Your task — From the listing below, extract every line containing "dividend".

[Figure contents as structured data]

--- BEGIN ---

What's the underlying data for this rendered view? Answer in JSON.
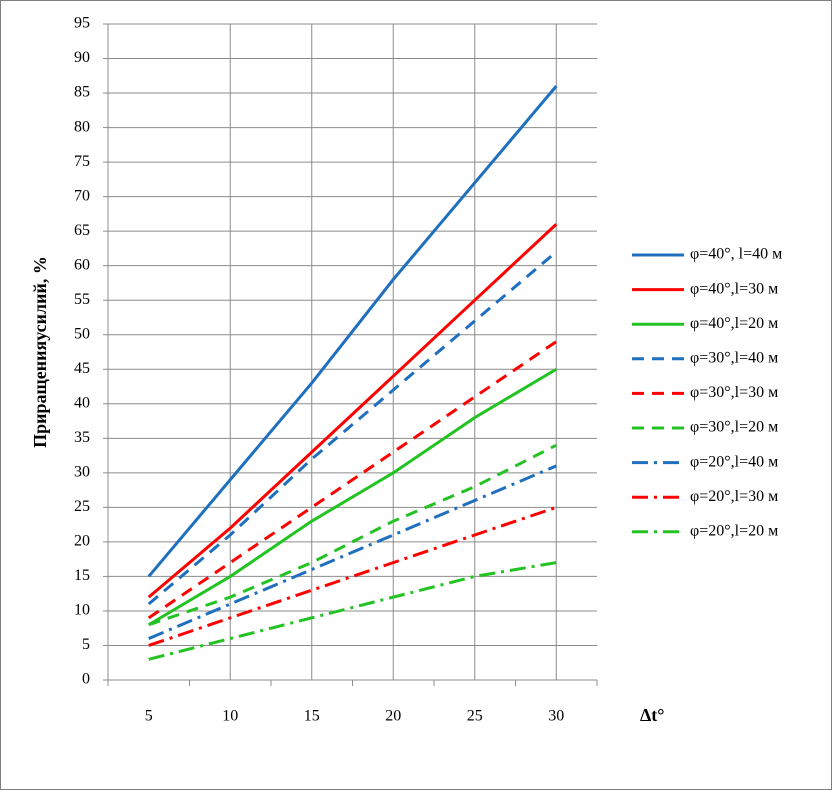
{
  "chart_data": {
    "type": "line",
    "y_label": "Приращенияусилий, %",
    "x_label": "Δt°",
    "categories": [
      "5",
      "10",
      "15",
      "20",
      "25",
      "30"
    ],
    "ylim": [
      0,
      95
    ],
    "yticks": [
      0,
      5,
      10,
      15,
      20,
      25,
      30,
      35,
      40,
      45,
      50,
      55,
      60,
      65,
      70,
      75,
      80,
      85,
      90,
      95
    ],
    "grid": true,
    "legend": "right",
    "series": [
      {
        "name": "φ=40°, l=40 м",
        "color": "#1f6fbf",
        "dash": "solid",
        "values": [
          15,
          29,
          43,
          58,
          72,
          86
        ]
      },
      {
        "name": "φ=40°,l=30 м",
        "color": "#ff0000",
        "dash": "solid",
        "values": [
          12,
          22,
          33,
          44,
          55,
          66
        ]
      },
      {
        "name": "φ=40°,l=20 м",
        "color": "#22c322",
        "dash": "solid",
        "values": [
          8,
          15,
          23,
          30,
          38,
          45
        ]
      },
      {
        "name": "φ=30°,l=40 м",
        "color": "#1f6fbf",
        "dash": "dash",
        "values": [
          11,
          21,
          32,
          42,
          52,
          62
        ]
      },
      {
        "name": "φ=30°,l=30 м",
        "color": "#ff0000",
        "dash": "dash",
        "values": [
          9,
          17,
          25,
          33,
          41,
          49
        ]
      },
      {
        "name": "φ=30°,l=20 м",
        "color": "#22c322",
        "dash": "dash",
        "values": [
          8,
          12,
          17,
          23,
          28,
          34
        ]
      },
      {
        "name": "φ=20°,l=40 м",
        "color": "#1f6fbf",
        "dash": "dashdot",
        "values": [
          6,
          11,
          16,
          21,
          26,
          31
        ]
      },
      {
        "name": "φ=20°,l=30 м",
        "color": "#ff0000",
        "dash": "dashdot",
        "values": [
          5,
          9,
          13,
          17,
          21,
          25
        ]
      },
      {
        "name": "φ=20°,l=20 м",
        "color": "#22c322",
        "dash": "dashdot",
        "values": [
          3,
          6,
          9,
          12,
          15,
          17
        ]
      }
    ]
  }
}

--- END ---
--- BEGIN ---

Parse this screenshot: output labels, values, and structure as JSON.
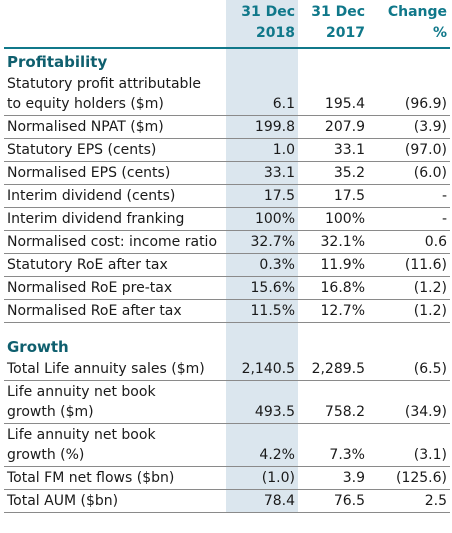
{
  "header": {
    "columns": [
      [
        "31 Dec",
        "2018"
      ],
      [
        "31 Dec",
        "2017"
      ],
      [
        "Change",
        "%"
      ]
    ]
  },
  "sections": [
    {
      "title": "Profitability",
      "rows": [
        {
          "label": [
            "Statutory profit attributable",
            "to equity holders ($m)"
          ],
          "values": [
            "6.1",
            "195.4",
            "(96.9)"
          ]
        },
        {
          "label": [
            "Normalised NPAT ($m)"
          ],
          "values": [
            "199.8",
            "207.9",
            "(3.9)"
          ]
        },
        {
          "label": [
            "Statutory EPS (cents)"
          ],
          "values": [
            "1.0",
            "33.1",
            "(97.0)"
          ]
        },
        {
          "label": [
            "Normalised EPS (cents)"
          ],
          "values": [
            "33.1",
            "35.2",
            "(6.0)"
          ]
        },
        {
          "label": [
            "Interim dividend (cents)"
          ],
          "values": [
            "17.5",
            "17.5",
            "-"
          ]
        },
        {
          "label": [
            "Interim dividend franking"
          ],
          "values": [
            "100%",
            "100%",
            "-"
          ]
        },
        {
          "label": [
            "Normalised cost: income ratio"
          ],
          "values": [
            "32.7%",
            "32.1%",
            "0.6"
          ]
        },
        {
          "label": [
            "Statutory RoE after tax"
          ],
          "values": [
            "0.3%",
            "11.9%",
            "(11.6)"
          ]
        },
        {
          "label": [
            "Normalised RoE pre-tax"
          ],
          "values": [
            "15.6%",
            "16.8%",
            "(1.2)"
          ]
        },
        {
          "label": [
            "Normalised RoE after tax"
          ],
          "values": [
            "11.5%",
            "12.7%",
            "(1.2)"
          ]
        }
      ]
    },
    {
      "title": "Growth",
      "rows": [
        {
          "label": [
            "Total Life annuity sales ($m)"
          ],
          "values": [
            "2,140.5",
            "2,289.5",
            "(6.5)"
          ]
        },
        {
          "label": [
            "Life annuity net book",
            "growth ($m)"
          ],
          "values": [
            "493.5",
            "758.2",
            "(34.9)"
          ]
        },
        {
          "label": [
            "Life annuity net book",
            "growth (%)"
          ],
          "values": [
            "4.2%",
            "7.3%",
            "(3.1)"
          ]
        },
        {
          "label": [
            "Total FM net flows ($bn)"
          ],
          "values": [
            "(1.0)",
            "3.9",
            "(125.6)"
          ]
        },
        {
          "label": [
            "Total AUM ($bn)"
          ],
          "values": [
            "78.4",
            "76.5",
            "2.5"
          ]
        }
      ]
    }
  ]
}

--- END ---

The reply —
            "Interim dividend (cents)"
            "Interim dividend franking"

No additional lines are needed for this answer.